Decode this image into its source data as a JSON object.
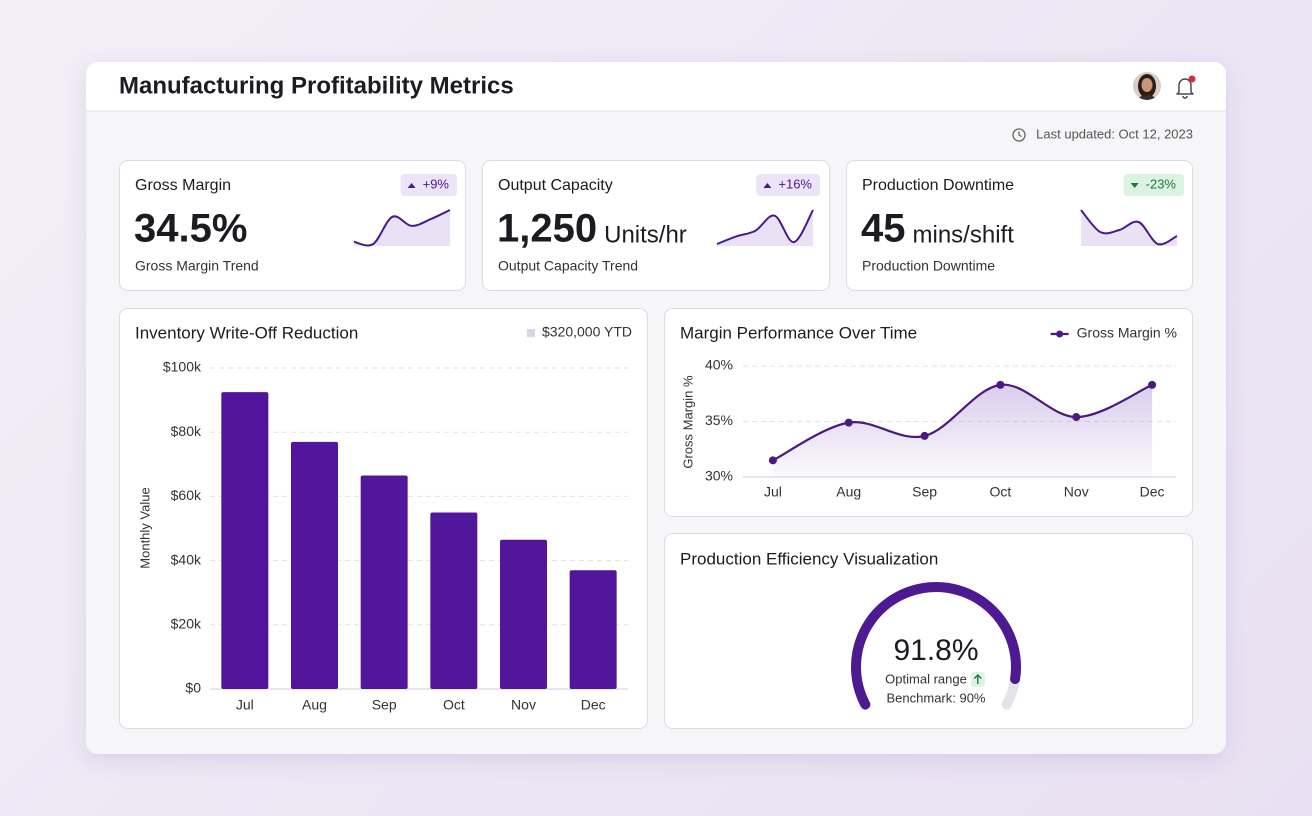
{
  "header": {
    "title": "Manufacturing Profitability Metrics",
    "last_updated": "Last updated: Oct 12, 2023"
  },
  "kpis": [
    {
      "title": "Gross Margin",
      "badge": "+9%",
      "badge_color": "#4a1a8a",
      "badge_bg": "#ece4f7",
      "value": "34.5%",
      "subtitle": "Gross Margin Trend",
      "trend": [
        2,
        1.5,
        7.5,
        5.5,
        7,
        9
      ],
      "color": "#4a1a8a"
    },
    {
      "title": "Output Capacity",
      "badge": "+16%",
      "badge_color": "#4a1a8a",
      "badge_bg": "#ece4f7",
      "value": "1,250",
      "unit": "Units/hr",
      "subtitle": "Output Capacity Trend",
      "trend": [
        1,
        3,
        4.5,
        8.5,
        1.5,
        10
      ],
      "color": "#4a1a8a"
    },
    {
      "title": "Production Downtime",
      "badge": "-23%",
      "badge_color": "#1f7a3a",
      "badge_bg": "#dcf3e2",
      "value": "45",
      "unit": "mins/shift",
      "subtitle": "Production Downtime",
      "trend": [
        9,
        3.5,
        4,
        6,
        0.5,
        2.5
      ],
      "color": "#4a1a8a"
    }
  ],
  "chart_data": [
    {
      "type": "bar",
      "title": "Inventory Write-Off Reduction",
      "legend": "$320,000 YTD",
      "legend_color": "#d9d6e2",
      "y_label": "Monthly Value",
      "categories": [
        "Jul",
        "Aug",
        "Sep",
        "Oct",
        "Nov",
        "Dec"
      ],
      "values": [
        92500,
        77000,
        66500,
        55000,
        46500,
        37000
      ],
      "color": "#52169c",
      "ylim": [
        0,
        100000
      ],
      "yticks": [
        {
          "value": 0,
          "label": "$0"
        },
        {
          "value": 20000,
          "label": "$20k"
        },
        {
          "value": 40000,
          "label": "$40k"
        },
        {
          "value": 60000,
          "label": "$60k"
        },
        {
          "value": 80000,
          "label": "$80k"
        },
        {
          "value": 100000,
          "label": "$100k"
        }
      ],
      "grid": true
    },
    {
      "type": "line",
      "title": "Margin Performance Over Time",
      "y_label": "Gross Margin %",
      "categories": [
        "Jul",
        "Aug",
        "Sep",
        "Oct",
        "Nov",
        "Dec"
      ],
      "series": [
        {
          "name": "Gross Margin %",
          "color": "#4a1a7e",
          "values": [
            31.5,
            34.9,
            33.7,
            38.3,
            35.4,
            38.3
          ]
        }
      ],
      "ylim": [
        30,
        40
      ],
      "yticks": [
        {
          "value": 30,
          "label": "30%"
        },
        {
          "value": 35,
          "label": "35%"
        },
        {
          "value": 40,
          "label": "40%"
        }
      ],
      "grid": true,
      "legend": "top-right"
    },
    {
      "type": "gauge",
      "title": "Production Efficiency Visualization",
      "value": 91.8,
      "value_label": "91.8%",
      "ylim": [
        0,
        100
      ],
      "color": "#4e1a92",
      "track_color": "#e4e3e8",
      "status": "Optimal range",
      "benchmark": "Benchmark: 90%"
    }
  ]
}
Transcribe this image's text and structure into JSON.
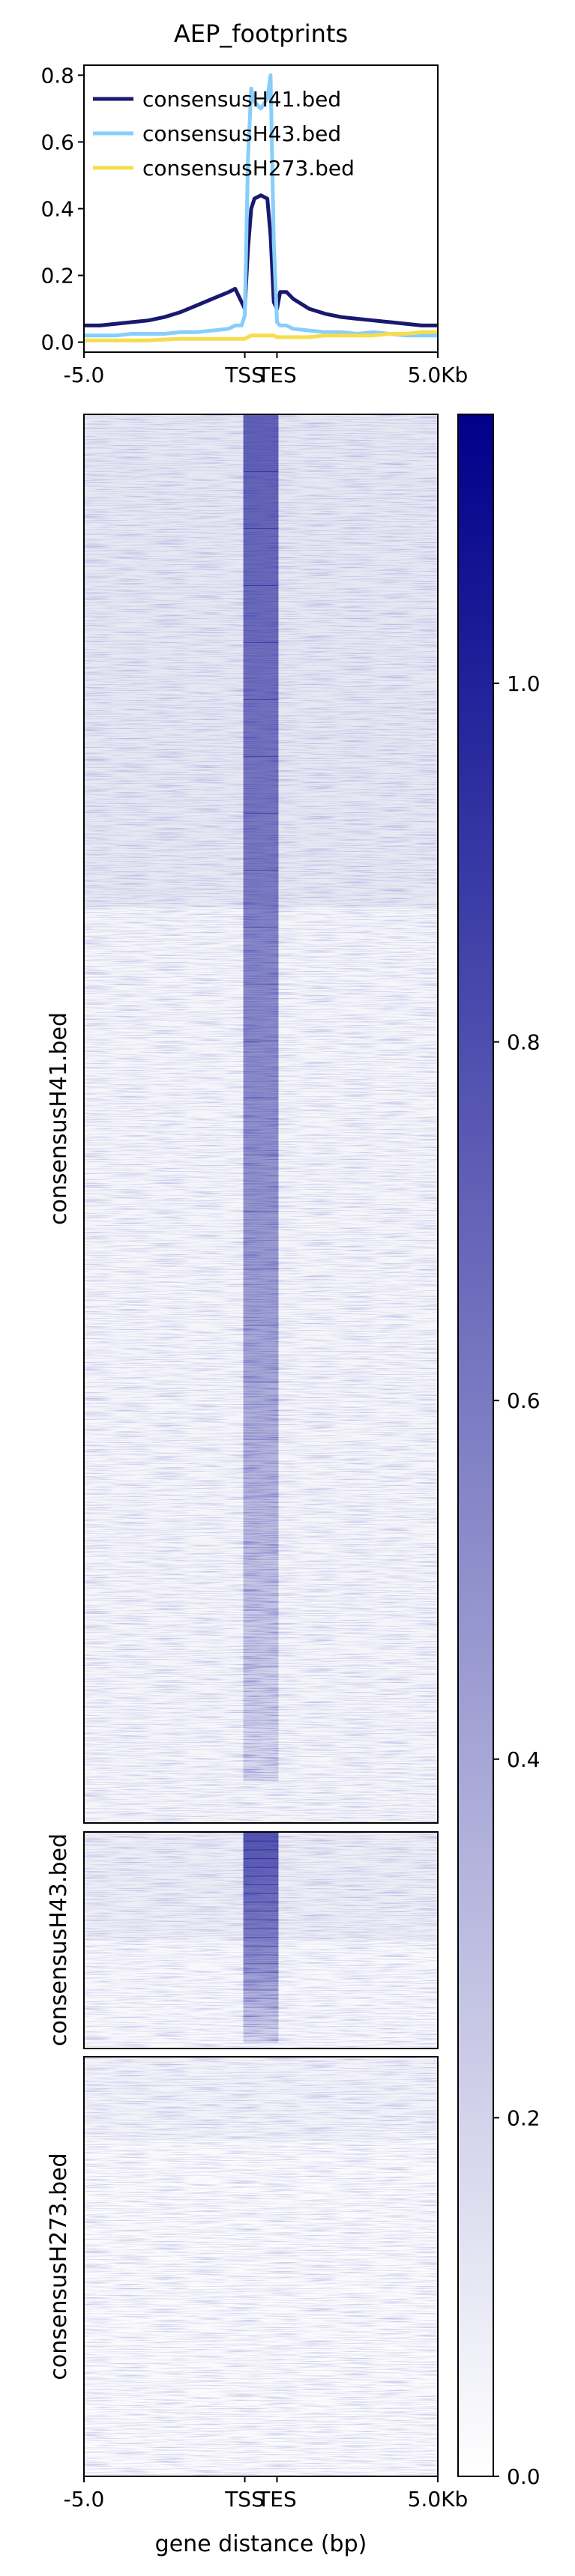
{
  "chart_data": [
    {
      "type": "line",
      "title": "AEP_footprints",
      "x_tick_labels": [
        "-5.0",
        "TSS",
        "TES",
        "5.0Kb"
      ],
      "x_tick_positions_bp": [
        -5000,
        0,
        1000,
        6000
      ],
      "xlim": [
        -5000,
        6000
      ],
      "ylim": [
        -0.03,
        0.83
      ],
      "y_ticks": [
        0.0,
        0.2,
        0.4,
        0.6,
        0.8
      ],
      "y_tick_labels": [
        "0.0",
        "0.2",
        "0.4",
        "0.6",
        "0.8"
      ],
      "legend_position": "top-left",
      "x": [
        -5000,
        -4500,
        -4000,
        -3500,
        -3000,
        -2500,
        -2000,
        -1500,
        -1000,
        -500,
        -300,
        -100,
        0,
        100,
        200,
        300,
        500,
        700,
        800,
        900,
        1000,
        1100,
        1300,
        1500,
        2000,
        2500,
        3000,
        3500,
        4000,
        4500,
        5000,
        5500,
        6000
      ],
      "series": [
        {
          "name": "consensusH41.bed",
          "color": "#191970",
          "values": [
            0.05,
            0.05,
            0.055,
            0.06,
            0.065,
            0.075,
            0.09,
            0.11,
            0.13,
            0.15,
            0.16,
            0.12,
            0.1,
            0.28,
            0.4,
            0.43,
            0.44,
            0.43,
            0.32,
            0.12,
            0.1,
            0.15,
            0.15,
            0.13,
            0.1,
            0.085,
            0.075,
            0.07,
            0.065,
            0.06,
            0.055,
            0.05,
            0.05
          ]
        },
        {
          "name": "consensusH43.bed",
          "color": "#87cefa",
          "values": [
            0.02,
            0.02,
            0.02,
            0.025,
            0.025,
            0.025,
            0.03,
            0.03,
            0.035,
            0.04,
            0.05,
            0.05,
            0.08,
            0.55,
            0.76,
            0.72,
            0.7,
            0.73,
            0.8,
            0.3,
            0.06,
            0.05,
            0.05,
            0.04,
            0.035,
            0.03,
            0.03,
            0.025,
            0.03,
            0.025,
            0.02,
            0.02,
            0.02
          ]
        },
        {
          "name": "consensusH273.bed",
          "color": "#f5dd4e",
          "values": [
            0.005,
            0.005,
            0.005,
            0.005,
            0.005,
            0.008,
            0.01,
            0.01,
            0.01,
            0.01,
            0.01,
            0.01,
            0.01,
            0.015,
            0.02,
            0.02,
            0.02,
            0.02,
            0.02,
            0.02,
            0.015,
            0.015,
            0.015,
            0.015,
            0.015,
            0.02,
            0.02,
            0.02,
            0.02,
            0.025,
            0.025,
            0.03,
            0.03
          ]
        }
      ]
    },
    {
      "type": "heatmap",
      "x_tick_labels": [
        "-5.0",
        "TSS",
        "TES",
        "5.0Kb"
      ],
      "xlabel": "gene distance (bp)",
      "groups": [
        {
          "label": "consensusH41.bed",
          "peak_signal": 0.9,
          "background_signal": 0.08
        },
        {
          "label": "consensusH43.bed",
          "peak_signal": 1.0,
          "background_signal": 0.06
        },
        {
          "label": "consensusH273.bed",
          "peak_signal": 0.03,
          "background_signal": 0.04
        }
      ],
      "colorbar": {
        "range": [
          0.0,
          1.15
        ],
        "ticks": [
          0.0,
          0.2,
          0.4,
          0.6,
          0.8,
          1.0
        ],
        "tick_labels": [
          "0.0",
          "0.2",
          "0.4",
          "0.6",
          "0.8",
          "1.0"
        ],
        "color_low": "#ffffff",
        "color_high": "#00008b"
      }
    }
  ]
}
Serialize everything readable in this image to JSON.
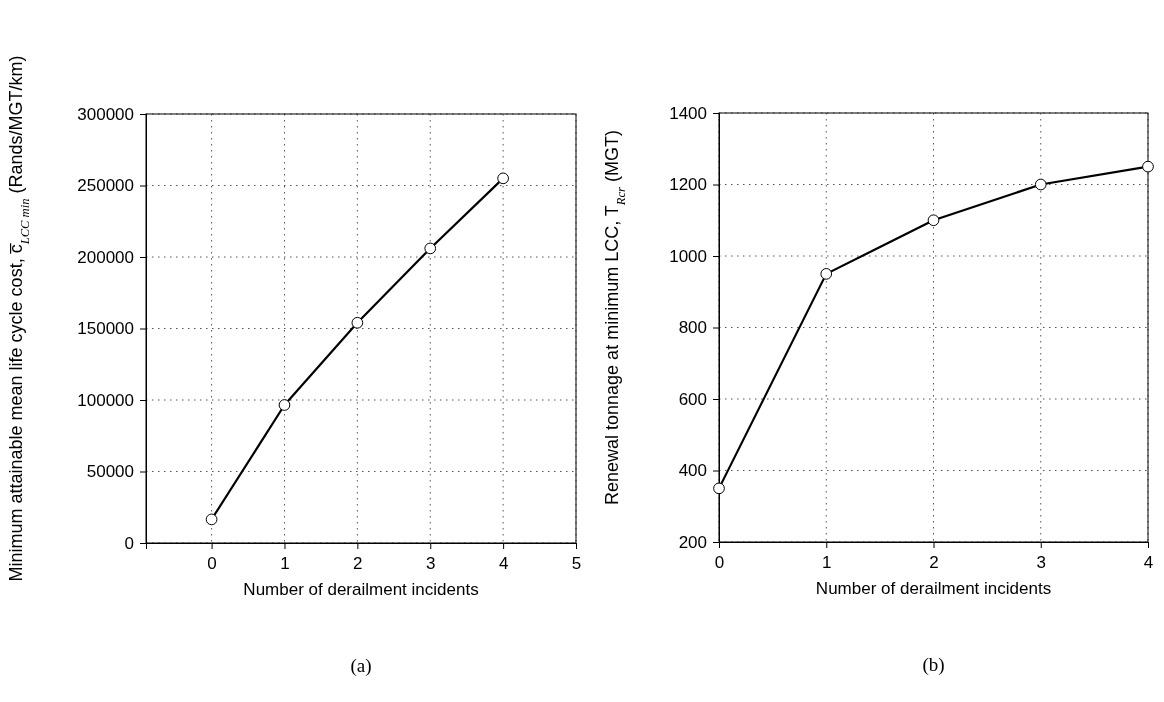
{
  "chart_data": [
    {
      "type": "line",
      "xlabel": "Number of derailment incidents",
      "ylabel": "Minimum attainable mean life cycle cost, c̅$_{LCC min}$ (Rands/MGT/km)",
      "x": [
        0,
        1,
        2,
        3,
        4
      ],
      "series": [
        {
          "color": "#000000",
          "values": [
            16500,
            96500,
            154000,
            206000,
            255000
          ]
        }
      ],
      "xlim": [
        -0.9,
        5
      ],
      "xticks": [
        0,
        1,
        2,
        3,
        4,
        5
      ],
      "ylim": [
        0,
        300000
      ],
      "yticks": [
        0,
        50000,
        100000,
        150000,
        200000,
        250000,
        300000
      ],
      "grid": true,
      "marker": "circle",
      "line_style": "solid",
      "annotations": [
        "(a)"
      ]
    },
    {
      "type": "line",
      "xlabel": "Number of derailment incidents",
      "ylabel": "Renewal tonnage at minimum LCC, T$_{Rcr}$ (MGT)",
      "x": [
        0,
        1,
        2,
        3,
        4
      ],
      "series": [
        {
          "color": "#000000",
          "values": [
            350,
            950,
            1100,
            1200,
            1250
          ]
        }
      ],
      "xlim": [
        0,
        4
      ],
      "xticks": [
        0,
        1,
        2,
        3,
        4
      ],
      "ylim": [
        200,
        1400
      ],
      "yticks": [
        200,
        400,
        600,
        800,
        1000,
        1200,
        1400
      ],
      "grid": true,
      "marker": "circle",
      "line_style": "solid",
      "annotations": [
        "(b)"
      ]
    }
  ]
}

- - - - -

▶ [REQUIRED WORK]: Omit the pictures and please write out exactly the lines between the one containing "Serialize everything readable" and the last line of the entries, both included.

▶ [ANSWER IN FULL]:
Serialize everything readable in this image to JSON.
{
  "chart_data": [
    {
      "type": "line",
      "xlabel": "Number of derailment incidents",
      "ylabel": "Minimum attainable mean life cycle cost, c̅$_{LCC min}$ (Rands/MGT/km)",
      "x": [
        0,
        1,
        2,
        3,
        4
      ],
      "series": [
        {
          "color": "#000000",
          "values": [
            16500,
            96500,
            154000,
            206000,
            255000
          ]
        }
      ],
      "xlim": [
        -0.9,
        5
      ],
      "xticks": [
        0,
        1,
        2,
        3,
        4,
        5
      ],
      "ylim": [
        0,
        300000
      ],
      "yticks": [
        0,
        50000,
        100000,
        150000,
        200000,
        250000,
        300000
      ],
      "grid": true,
      "marker": "circle",
      "line_style": "solid",
      "annotations": [
        "(a)"
      ]
    },
    {
      "type": "line",
      "xlabel": "Number of derailment incidents",
      "ylabel": "Renewal tonnage at minimum LCC, T$_{Rcr}$ (MGT)",
      "x": [
        0,
        1,
        2,
        3,
        4
      ],
      "series": [
        {
          "color": "#000000",
          "values": [
            350,
            950,
            1100,
            1200,
            1250
          ]
        }
      ],
      "xlim": [
        0,
        4
      ],
      "xticks": [
        0,
        1,
        2,
        3,
        4
      ],
      "ylim": [
        200,
        1400
      ],
      "yticks": [
        200,
        400,
        600,
        800,
        1000,
        1200,
        1400
      ],
      "grid": true,
      "marker": "circle",
      "line_style": "solid",
      "annotations": [
        "(b)"
      ]
    }
  ]
}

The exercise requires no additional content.